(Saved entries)
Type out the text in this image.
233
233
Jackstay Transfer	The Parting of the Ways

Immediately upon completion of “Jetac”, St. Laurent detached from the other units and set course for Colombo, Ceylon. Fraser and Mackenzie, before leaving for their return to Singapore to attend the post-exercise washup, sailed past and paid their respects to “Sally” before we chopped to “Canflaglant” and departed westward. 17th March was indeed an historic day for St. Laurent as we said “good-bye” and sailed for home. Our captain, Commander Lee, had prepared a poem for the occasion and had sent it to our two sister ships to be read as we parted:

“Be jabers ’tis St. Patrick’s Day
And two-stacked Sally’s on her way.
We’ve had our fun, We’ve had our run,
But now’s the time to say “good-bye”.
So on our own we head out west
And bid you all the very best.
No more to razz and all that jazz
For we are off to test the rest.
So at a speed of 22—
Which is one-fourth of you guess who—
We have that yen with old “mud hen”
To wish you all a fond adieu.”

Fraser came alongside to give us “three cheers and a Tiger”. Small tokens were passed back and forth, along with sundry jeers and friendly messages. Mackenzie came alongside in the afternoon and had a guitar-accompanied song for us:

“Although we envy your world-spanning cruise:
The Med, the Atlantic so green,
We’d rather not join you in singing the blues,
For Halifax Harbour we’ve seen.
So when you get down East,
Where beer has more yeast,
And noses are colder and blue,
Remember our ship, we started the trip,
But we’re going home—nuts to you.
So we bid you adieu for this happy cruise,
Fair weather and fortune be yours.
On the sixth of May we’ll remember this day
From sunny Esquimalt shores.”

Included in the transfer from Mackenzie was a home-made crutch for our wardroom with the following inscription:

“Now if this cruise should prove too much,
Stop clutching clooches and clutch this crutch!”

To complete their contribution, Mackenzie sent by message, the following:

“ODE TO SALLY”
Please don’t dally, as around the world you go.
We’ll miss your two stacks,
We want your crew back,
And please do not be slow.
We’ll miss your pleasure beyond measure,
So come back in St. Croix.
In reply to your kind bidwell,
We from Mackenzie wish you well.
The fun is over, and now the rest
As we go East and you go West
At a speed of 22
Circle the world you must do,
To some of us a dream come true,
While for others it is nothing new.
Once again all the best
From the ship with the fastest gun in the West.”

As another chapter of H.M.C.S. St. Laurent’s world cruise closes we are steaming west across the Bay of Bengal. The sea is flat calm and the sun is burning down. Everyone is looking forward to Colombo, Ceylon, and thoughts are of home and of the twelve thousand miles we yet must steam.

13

* [TASK OBJECTIVE] Here, the records must be output exactly and in full.

* [EXERCISE SOLUTION]
Type out the text in this image.
233
233
Jackstay Transfer	The Parting of the Ways

Immediately upon completion of “Jetac”, St. Laurent detached from the other units and set course for Colombo, Ceylon. Fraser and Mackenzie, before leaving for their return to Singapore to attend the post-exercise washup, sailed past and paid their respects to “Sally” before we chopped to “Canflaglant” and departed westward. 17th March was indeed an historic day for St. Laurent as we said “good-bye” and sailed for home. Our captain, Commander Lee, had prepared a poem for the occasion and had sent it to our two sister ships to be read as we parted:

“Be jabers ’tis St. Patrick’s Day
And two-stacked Sally’s on her way.
We’ve had our fun, We’ve had our run,
But now’s the time to say “good-bye”.
So on our own we head out west
And bid you all the very best.
No more to razz and all that jazz
For we are off to test the rest.
So at a speed of 22—
Which is one-fourth of you guess who—
We have that yen with old “mud hen”
To wish you all a fond adieu.”

Fraser came alongside to give us “three cheers and a Tiger”. Small tokens were passed back and forth, along with sundry jeers and friendly messages. Mackenzie came alongside in the afternoon and had a guitar-accompanied song for us:

“Although we envy your world-spanning cruise:
The Med, the Atlantic so green,
We’d rather not join you in singing the blues,
For Halifax Harbour we’ve seen.
So when you get down East,
Where beer has more yeast,
And noses are colder and blue,
Remember our ship, we started the trip,
But we’re going home—nuts to you.
So we bid you adieu for this happy cruise,
Fair weather and fortune be yours.
On the sixth of May we’ll remember this day
From sunny Esquimalt shores.”

Included in the transfer from Mackenzie was a home-made crutch for our wardroom with the following inscription:

“Now if this cruise should prove too much,
Stop clutching clooches and clutch this crutch!”

To complete their contribution, Mackenzie sent by message, the following:

“ODE TO SALLY”
Please don’t dally, as around the world you go.
We’ll miss your two stacks,
We want your crew back,
And please do not be slow.
We’ll miss your pleasure beyond measure,
So come back in St. Croix.
In reply to your kind bidwell,
We from Mackenzie wish you well.
The fun is over, and now the rest
As we go East and you go West
At a speed of 22
Circle the world you must do,
To some of us a dream come true,
While for others it is nothing new.
Once again all the best
From the ship with the fastest gun in the West.”

As another chapter of H.M.C.S. St. Laurent’s world cruise closes we are steaming west across the Bay of Bengal. The sea is flat calm and the sun is burning down. Everyone is looking forward to Colombo, Ceylon, and thoughts are of home and of the twelve thousand miles we yet must steam.

13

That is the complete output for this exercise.